- _INSTRUCTIONS TO FOLLOW_: Repeat every record below exactly, omitting any pictures.

- _INFORMATION SUPPLIED_:
○ ○ ○

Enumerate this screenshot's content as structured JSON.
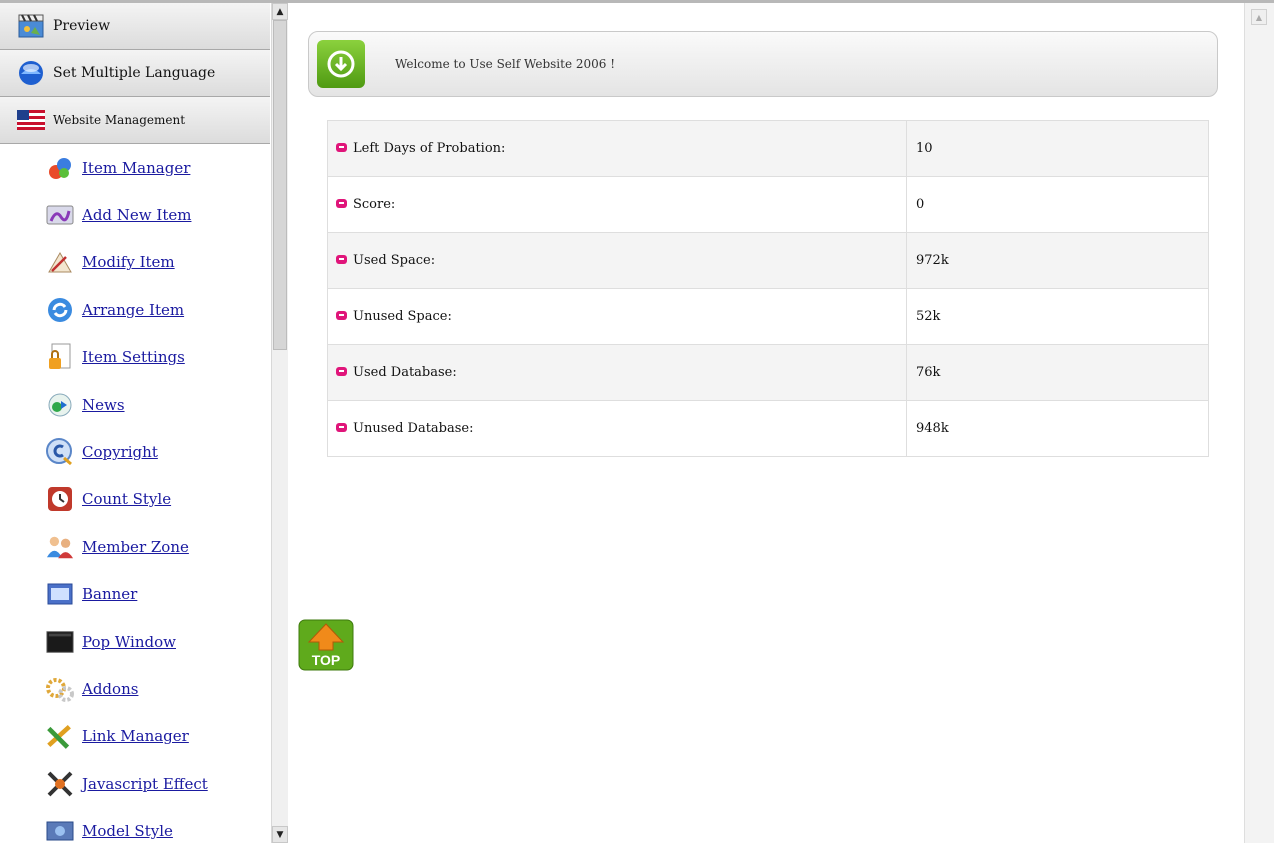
{
  "sidebar": {
    "headers": [
      {
        "label": "Preview",
        "icon": "clapperboard-icon"
      },
      {
        "label": "Set Multiple Language",
        "icon": "globe-icon"
      },
      {
        "label": "Website Management",
        "icon": "us-flag-icon"
      }
    ],
    "items": [
      {
        "label": "Item Manager",
        "icon": "shapes-icon"
      },
      {
        "label": "Add New Item",
        "icon": "video-clip-icon"
      },
      {
        "label": "Modify Item",
        "icon": "drawing-icon"
      },
      {
        "label": "Arrange Item",
        "icon": "refresh-icon"
      },
      {
        "label": "Item Settings",
        "icon": "document-lock-icon"
      },
      {
        "label": "News",
        "icon": "news-icon"
      },
      {
        "label": "Copyright",
        "icon": "copyright-icon"
      },
      {
        "label": "Count Style",
        "icon": "clock-icon"
      },
      {
        "label": "Member Zone",
        "icon": "members-icon"
      },
      {
        "label": "Banner",
        "icon": "banner-icon"
      },
      {
        "label": "Pop Window",
        "icon": "window-icon"
      },
      {
        "label": "Addons",
        "icon": "gears-icon"
      },
      {
        "label": "Link Manager",
        "icon": "link-icon"
      },
      {
        "label": "Javascript Effect",
        "icon": "effect-icon"
      },
      {
        "label": "Model Style",
        "icon": "model-icon"
      }
    ]
  },
  "main": {
    "welcome": "Welcome to Use Self Website 2006 !",
    "stats": [
      {
        "label": "Left Days of Probation:",
        "value": "10"
      },
      {
        "label": "Score:",
        "value": "0"
      },
      {
        "label": "Used Space:",
        "value": "972k"
      },
      {
        "label": "Unused Space:",
        "value": "52k"
      },
      {
        "label": "Used Database:",
        "value": "76k"
      },
      {
        "label": "Unused Database:",
        "value": "948k"
      }
    ],
    "top_button_label": "TOP"
  },
  "colors": {
    "link": "#1a1aa0",
    "bullet": "#e0157a",
    "accent_green": "#5faa1c",
    "top_orange": "#f08a1a"
  }
}
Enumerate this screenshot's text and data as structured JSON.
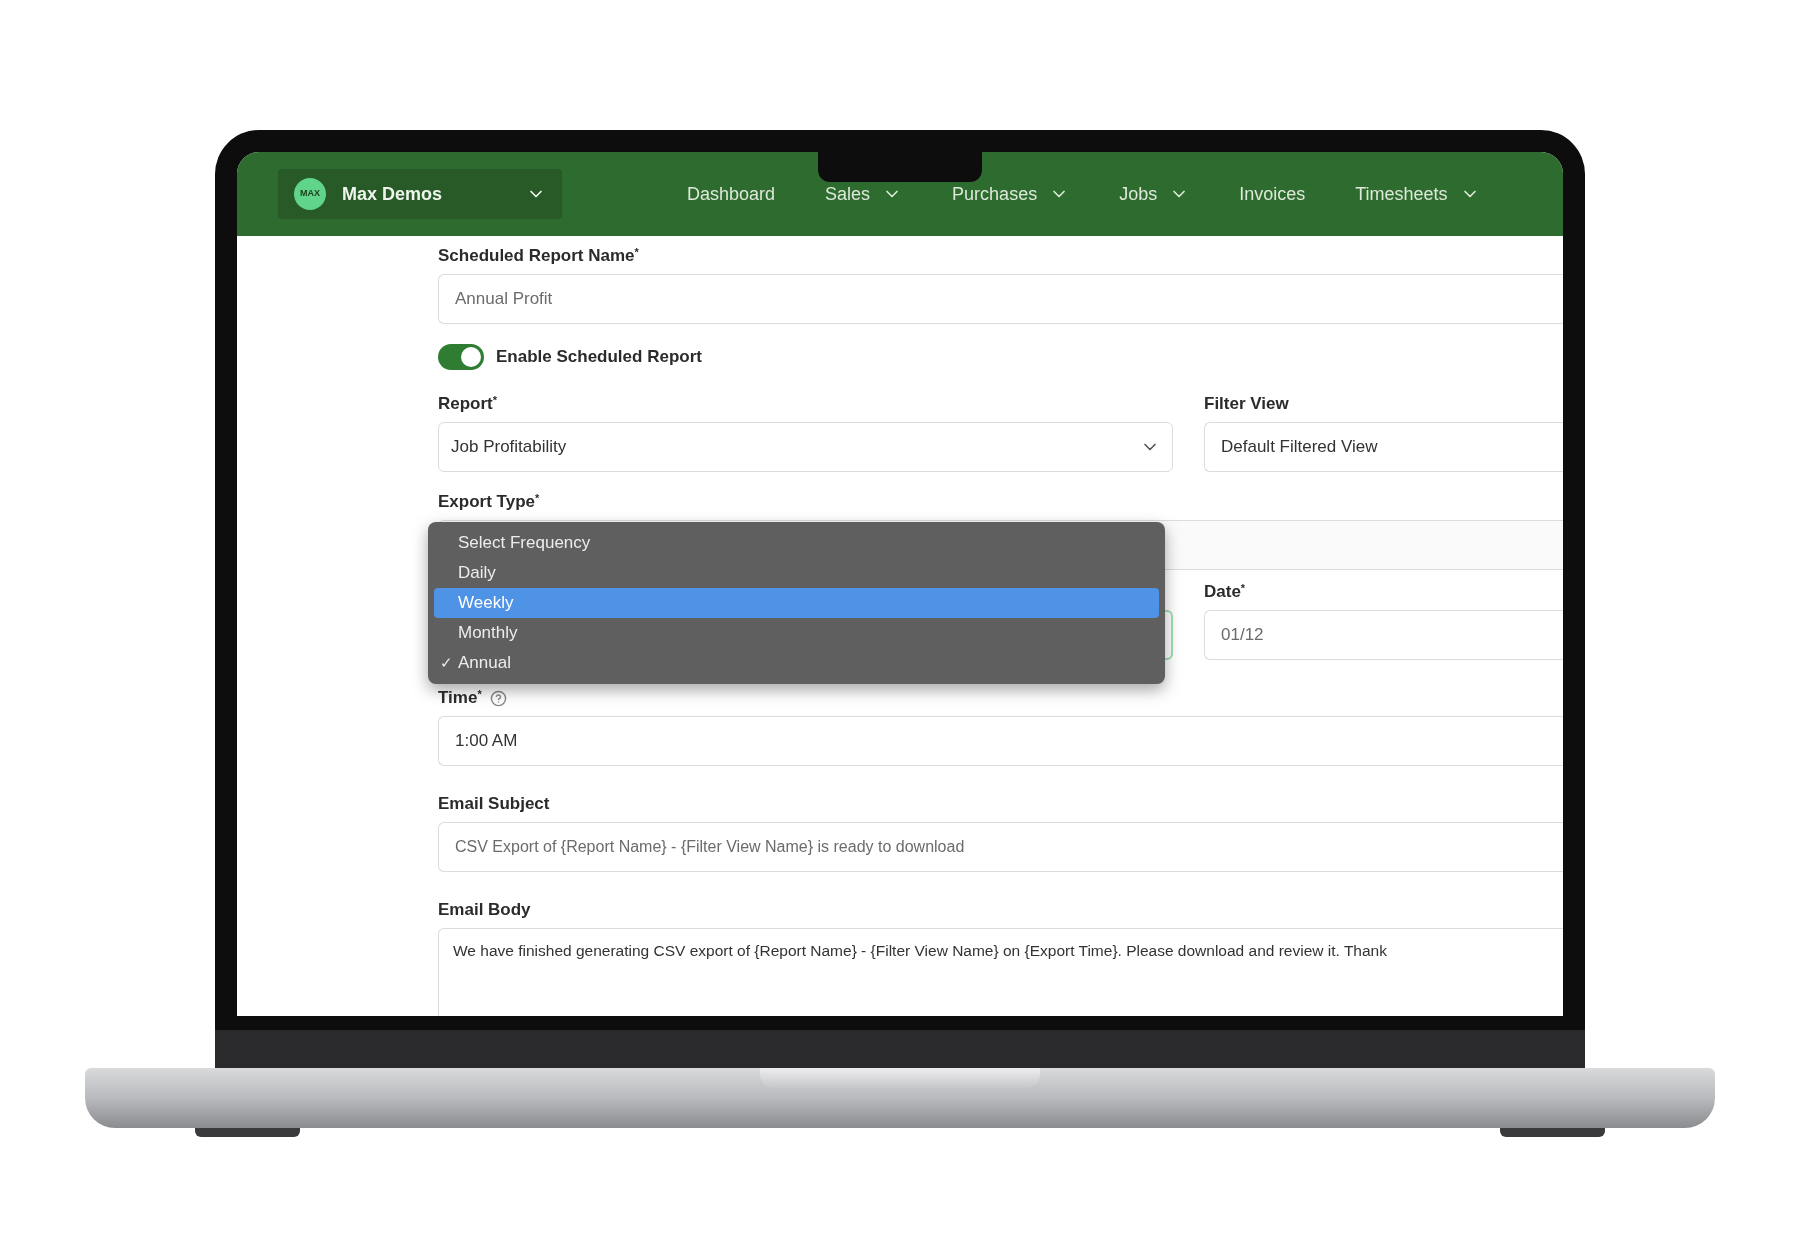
{
  "app": {
    "logo_text": "MAX",
    "org_name": "Max Demos"
  },
  "nav": [
    {
      "label": "Dashboard",
      "has_menu": false
    },
    {
      "label": "Sales",
      "has_menu": true
    },
    {
      "label": "Purchases",
      "has_menu": true
    },
    {
      "label": "Jobs",
      "has_menu": true
    },
    {
      "label": "Invoices",
      "has_menu": false
    },
    {
      "label": "Timesheets",
      "has_menu": true
    }
  ],
  "form": {
    "name": {
      "label": "Scheduled Report Name$^{*}$",
      "value": "Annual Profit"
    },
    "enable": {
      "label": "Enable Scheduled Report",
      "on": true
    },
    "report": {
      "label": "Report$^{*}$",
      "value": "Job Profitability"
    },
    "filter_view": {
      "label": "Filter View",
      "value": "Default Filtered View"
    },
    "export_type": {
      "label": "Export Type$^{*}$"
    },
    "date": {
      "label": "Date$^{*}$",
      "value": "01/12"
    },
    "time": {
      "label": "Time$^{*}$",
      "value": "1:00 AM"
    },
    "email_subject": {
      "label": "Email Subject",
      "value": "CSV Export of {Report Name} - {Filter View Name} is ready to download"
    },
    "email_body": {
      "label": "Email Body",
      "value": "We have finished generating CSV export of {Report Name} - {Filter View Name} on {Export Time}. Please download and review it. Thank"
    }
  },
  "frequency_menu": {
    "check_mark": "✓",
    "items": [
      {
        "label": "Select Frequency",
        "selected": false,
        "checked": false
      },
      {
        "label": "Daily",
        "selected": false,
        "checked": false
      },
      {
        "label": "Weekly",
        "selected": true,
        "checked": false
      },
      {
        "label": "Monthly",
        "selected": false,
        "checked": false
      },
      {
        "label": "Annual",
        "selected": false,
        "checked": true
      }
    ]
  }
}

○ ○ ○

- _RESPONSE TO THIS EXERCISE_:
Enumerate this screenshot's content as structured JSON.
{
  "sidebar": {
    "headers": [
      {
        "label": "Preview",
        "icon": "clapperboard-icon"
      },
      {
        "label": "Set Multiple Language",
        "icon": "globe-icon"
      },
      {
        "label": "Website Management",
        "icon": "us-flag-icon"
      }
    ],
    "items": [
      {
        "label": "Item Manager",
        "icon": "shapes-icon"
      },
      {
        "label": "Add New Item",
        "icon": "video-clip-icon"
      },
      {
        "label": "Modify Item",
        "icon": "drawing-icon"
      },
      {
        "label": "Arrange Item",
        "icon": "refresh-icon"
      },
      {
        "label": "Item Settings",
        "icon": "document-lock-icon"
      },
      {
        "label": "News",
        "icon": "news-icon"
      },
      {
        "label": "Copyright",
        "icon": "copyright-icon"
      },
      {
        "label": "Count Style",
        "icon": "clock-icon"
      },
      {
        "label": "Member Zone",
        "icon": "members-icon"
      },
      {
        "label": "Banner",
        "icon": "banner-icon"
      },
      {
        "label": "Pop Window",
        "icon": "window-icon"
      },
      {
        "label": "Addons",
        "icon": "gears-icon"
      },
      {
        "label": "Link Manager",
        "icon": "link-icon"
      },
      {
        "label": "Javascript Effect",
        "icon": "effect-icon"
      },
      {
        "label": "Model Style",
        "icon": "model-icon"
      }
    ]
  },
  "main": {
    "welcome": "Welcome to Use Self Website 2006 !",
    "stats": [
      {
        "label": "Left Days of Probation:",
        "value": "10"
      },
      {
        "label": "Score:",
        "value": "0"
      },
      {
        "label": "Used Space:",
        "value": "972k"
      },
      {
        "label": "Unused Space:",
        "value": "52k"
      },
      {
        "label": "Used Database:",
        "value": "76k"
      },
      {
        "label": "Unused Database:",
        "value": "948k"
      }
    ],
    "top_button_label": "TOP"
  },
  "colors": {
    "link": "#1a1aa0",
    "bullet": "#e0157a",
    "accent_green": "#5faa1c",
    "top_orange": "#f08a1a"
  }
}
Enumerate this screenshot's text and data as structured JSON.
{
  "app": {
    "logo_text": "MAX",
    "org_name": "Max Demos"
  },
  "nav": [
    {
      "label": "Dashboard",
      "has_menu": false
    },
    {
      "label": "Sales",
      "has_menu": true
    },
    {
      "label": "Purchases",
      "has_menu": true
    },
    {
      "label": "Jobs",
      "has_menu": true
    },
    {
      "label": "Invoices",
      "has_menu": false
    },
    {
      "label": "Timesheets",
      "has_menu": true
    }
  ],
  "form": {
    "name": {
      "label": "Scheduled Report Name$^{*}$",
      "value": "Annual Profit"
    },
    "enable": {
      "label": "Enable Scheduled Report",
      "on": true
    },
    "report": {
      "label": "Report$^{*}$",
      "value": "Job Profitability"
    },
    "filter_view": {
      "label": "Filter View",
      "value": "Default Filtered View"
    },
    "export_type": {
      "label": "Export Type$^{*}$"
    },
    "date": {
      "label": "Date$^{*}$",
      "value": "01/12"
    },
    "time": {
      "label": "Time$^{*}$",
      "value": "1:00 AM"
    },
    "email_subject": {
      "label": "Email Subject",
      "value": "CSV Export of {Report Name} - {Filter View Name} is ready to download"
    },
    "email_body": {
      "label": "Email Body",
      "value": "We have finished generating CSV export of {Report Name} - {Filter View Name} on {Export Time}. Please download and review it. Thank"
    }
  },
  "frequency_menu": {
    "check_mark": "✓",
    "items": [
      {
        "label": "Select Frequency",
        "selected": false,
        "checked": false
      },
      {
        "label": "Daily",
        "selected": false,
        "checked": false
      },
      {
        "label": "Weekly",
        "selected": true,
        "checked": false
      },
      {
        "label": "Monthly",
        "selected": false,
        "checked": false
      },
      {
        "label": "Annual",
        "selected": false,
        "checked": true
      }
    ]
  }
}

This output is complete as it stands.